━━━━━ Data for this task

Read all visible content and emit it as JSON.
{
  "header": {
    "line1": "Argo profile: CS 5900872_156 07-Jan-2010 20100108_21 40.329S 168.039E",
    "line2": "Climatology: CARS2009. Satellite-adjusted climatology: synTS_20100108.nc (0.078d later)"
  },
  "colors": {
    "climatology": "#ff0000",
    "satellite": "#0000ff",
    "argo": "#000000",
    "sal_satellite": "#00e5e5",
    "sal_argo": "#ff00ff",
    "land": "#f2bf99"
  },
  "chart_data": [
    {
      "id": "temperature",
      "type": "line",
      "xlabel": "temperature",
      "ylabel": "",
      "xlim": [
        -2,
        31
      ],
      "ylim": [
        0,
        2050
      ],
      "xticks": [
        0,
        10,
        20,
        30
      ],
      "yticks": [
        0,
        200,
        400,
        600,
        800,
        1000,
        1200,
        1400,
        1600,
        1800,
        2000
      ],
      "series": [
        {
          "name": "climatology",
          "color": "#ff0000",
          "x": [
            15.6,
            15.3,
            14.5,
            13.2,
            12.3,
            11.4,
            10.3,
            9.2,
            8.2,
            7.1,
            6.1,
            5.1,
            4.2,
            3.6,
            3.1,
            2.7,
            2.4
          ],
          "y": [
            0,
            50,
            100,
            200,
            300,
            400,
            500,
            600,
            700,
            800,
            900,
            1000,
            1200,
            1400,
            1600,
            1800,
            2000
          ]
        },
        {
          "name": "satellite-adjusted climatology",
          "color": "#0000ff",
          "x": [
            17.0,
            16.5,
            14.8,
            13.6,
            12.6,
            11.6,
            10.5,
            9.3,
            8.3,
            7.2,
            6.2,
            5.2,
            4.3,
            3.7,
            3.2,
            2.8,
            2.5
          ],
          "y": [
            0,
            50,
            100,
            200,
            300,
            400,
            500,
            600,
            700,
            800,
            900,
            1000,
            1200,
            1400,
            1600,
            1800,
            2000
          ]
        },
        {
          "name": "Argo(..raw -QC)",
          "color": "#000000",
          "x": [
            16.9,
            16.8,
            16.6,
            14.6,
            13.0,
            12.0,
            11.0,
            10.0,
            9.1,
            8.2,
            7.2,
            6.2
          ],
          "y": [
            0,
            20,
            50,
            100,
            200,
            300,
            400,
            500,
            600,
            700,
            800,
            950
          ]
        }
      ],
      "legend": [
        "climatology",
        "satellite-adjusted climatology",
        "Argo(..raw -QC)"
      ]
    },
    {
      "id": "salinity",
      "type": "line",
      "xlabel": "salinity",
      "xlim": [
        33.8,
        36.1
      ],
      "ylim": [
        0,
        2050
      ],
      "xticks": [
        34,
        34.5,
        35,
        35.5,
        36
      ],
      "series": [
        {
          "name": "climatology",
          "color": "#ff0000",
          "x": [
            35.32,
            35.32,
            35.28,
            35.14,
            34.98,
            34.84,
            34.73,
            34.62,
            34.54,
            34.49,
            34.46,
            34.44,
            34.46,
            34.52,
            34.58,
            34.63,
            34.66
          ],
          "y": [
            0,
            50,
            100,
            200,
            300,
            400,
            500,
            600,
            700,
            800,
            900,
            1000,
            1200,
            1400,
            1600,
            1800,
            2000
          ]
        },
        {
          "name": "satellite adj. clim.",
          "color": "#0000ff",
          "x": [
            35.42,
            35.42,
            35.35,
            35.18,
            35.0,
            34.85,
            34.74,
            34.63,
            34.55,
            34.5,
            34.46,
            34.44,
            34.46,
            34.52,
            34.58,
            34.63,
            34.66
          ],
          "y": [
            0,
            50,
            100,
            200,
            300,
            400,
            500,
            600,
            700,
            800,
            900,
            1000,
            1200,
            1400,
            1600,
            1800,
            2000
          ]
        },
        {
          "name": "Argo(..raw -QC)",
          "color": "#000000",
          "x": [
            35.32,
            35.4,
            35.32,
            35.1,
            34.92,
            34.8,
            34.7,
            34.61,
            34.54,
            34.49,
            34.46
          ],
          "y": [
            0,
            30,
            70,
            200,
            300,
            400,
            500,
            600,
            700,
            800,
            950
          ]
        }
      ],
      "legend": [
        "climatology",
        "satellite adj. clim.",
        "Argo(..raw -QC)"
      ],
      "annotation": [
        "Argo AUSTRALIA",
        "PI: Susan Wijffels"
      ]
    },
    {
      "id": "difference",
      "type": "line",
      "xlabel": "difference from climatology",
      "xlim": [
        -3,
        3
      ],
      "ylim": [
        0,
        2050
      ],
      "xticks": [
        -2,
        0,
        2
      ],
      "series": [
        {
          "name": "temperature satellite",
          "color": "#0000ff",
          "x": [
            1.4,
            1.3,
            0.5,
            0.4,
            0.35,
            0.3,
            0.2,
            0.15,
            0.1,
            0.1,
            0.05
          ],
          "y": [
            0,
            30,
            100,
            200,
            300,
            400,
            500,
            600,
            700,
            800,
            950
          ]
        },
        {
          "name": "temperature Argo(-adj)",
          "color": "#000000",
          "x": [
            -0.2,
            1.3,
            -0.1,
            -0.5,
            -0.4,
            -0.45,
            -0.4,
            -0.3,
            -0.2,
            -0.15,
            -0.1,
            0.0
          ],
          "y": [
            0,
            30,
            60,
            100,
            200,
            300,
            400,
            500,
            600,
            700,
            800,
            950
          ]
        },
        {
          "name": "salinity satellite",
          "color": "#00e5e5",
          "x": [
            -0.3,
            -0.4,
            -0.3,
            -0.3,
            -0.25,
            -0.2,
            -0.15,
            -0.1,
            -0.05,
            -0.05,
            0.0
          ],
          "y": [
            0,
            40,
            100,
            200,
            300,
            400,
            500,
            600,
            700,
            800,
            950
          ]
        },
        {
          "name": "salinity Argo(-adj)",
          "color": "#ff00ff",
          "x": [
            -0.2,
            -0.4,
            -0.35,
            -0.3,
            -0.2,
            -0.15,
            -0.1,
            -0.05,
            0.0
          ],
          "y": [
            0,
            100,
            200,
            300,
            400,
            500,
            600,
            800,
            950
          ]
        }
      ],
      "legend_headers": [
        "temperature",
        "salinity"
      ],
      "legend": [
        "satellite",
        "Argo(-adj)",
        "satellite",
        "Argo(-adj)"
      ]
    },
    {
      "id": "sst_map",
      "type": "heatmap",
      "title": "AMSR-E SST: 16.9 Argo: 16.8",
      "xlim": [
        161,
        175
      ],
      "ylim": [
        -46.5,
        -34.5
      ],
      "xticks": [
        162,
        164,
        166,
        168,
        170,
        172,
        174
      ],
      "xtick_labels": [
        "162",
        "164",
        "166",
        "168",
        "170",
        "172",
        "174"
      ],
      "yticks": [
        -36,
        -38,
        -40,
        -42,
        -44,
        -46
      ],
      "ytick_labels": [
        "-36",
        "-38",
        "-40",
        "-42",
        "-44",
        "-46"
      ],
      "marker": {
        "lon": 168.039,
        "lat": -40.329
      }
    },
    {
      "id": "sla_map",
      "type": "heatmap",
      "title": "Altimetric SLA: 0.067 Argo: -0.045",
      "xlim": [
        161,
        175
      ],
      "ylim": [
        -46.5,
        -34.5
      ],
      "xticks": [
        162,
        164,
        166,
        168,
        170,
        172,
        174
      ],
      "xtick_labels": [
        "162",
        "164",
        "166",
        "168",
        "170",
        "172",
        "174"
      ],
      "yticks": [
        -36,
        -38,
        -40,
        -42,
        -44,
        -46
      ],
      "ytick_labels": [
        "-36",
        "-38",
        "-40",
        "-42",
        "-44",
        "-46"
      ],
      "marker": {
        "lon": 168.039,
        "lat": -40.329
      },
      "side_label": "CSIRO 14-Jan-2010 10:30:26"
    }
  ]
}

━━━━━━━━━━

Locate and copy each line in the data above that includes the word "climatology".

▶ Task response
    "line2": "Climatology: CARS2009. Satellite-adjusted climatology: synTS_20100108.nc (0.078d later)"
    "climatology": "#ff0000",
          "name": "climatology",
          "name": "satellite-adjusted climatology",
        "climatology",
        "satellite-adjusted climatology",
          "name": "climatology",
        "climatology",
      "xlabel": "difference from climatology",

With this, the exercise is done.